- [Do this] Count every line of the material that holds the string "screenshot". Respond with the total only.

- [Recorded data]

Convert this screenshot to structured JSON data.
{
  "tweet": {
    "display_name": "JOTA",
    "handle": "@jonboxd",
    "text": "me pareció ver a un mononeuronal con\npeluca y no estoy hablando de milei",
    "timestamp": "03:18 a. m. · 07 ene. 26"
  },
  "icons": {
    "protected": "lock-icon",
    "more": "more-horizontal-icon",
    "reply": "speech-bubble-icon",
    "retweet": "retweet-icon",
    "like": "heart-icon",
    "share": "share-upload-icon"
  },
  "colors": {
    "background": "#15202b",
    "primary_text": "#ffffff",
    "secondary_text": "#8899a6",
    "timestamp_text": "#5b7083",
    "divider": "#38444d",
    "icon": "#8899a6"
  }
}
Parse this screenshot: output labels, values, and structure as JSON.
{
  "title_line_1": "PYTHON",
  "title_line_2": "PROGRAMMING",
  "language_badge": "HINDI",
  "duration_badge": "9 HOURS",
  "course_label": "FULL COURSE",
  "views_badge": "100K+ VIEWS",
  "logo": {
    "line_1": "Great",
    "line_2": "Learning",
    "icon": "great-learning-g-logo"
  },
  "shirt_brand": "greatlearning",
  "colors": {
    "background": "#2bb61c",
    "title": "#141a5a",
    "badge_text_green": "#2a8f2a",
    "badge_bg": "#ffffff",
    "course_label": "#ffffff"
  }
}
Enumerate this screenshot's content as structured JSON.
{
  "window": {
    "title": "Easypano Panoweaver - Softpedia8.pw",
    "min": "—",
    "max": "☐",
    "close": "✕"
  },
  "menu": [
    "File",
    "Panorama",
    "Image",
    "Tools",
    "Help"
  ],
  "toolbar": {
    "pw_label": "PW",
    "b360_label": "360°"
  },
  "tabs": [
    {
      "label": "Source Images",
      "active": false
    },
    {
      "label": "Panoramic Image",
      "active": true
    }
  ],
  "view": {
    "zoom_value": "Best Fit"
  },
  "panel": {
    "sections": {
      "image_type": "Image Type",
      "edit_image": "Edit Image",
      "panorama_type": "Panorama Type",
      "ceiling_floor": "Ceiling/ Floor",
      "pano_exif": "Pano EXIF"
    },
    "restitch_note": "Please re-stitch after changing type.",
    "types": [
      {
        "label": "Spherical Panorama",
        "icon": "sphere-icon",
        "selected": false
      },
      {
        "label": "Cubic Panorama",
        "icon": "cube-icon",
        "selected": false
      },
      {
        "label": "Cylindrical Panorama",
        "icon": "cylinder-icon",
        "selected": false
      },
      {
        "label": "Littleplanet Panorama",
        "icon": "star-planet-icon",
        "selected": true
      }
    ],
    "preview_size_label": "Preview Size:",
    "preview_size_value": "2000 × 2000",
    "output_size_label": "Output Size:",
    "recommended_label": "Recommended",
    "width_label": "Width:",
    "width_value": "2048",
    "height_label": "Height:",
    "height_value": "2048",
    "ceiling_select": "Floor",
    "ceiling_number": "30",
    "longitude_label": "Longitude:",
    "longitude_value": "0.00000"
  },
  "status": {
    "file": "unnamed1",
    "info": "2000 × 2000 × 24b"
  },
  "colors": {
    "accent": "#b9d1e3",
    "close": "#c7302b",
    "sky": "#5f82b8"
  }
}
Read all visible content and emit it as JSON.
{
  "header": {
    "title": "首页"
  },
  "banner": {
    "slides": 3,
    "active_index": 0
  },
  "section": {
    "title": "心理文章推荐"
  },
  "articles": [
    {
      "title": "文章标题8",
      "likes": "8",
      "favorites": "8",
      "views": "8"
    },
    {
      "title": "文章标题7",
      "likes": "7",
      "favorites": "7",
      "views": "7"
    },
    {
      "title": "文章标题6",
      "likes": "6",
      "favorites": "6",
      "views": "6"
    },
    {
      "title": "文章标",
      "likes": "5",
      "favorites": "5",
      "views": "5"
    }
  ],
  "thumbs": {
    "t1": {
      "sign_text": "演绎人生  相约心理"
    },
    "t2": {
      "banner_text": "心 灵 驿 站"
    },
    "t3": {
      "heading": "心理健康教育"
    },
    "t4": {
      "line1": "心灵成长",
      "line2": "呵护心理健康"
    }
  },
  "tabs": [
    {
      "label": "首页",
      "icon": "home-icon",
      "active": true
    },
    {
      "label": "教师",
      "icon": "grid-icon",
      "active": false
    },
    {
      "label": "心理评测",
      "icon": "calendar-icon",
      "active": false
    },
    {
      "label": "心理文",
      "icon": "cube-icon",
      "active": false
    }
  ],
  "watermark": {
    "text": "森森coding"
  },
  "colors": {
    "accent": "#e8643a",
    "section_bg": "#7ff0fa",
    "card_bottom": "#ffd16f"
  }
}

- [Output below] 3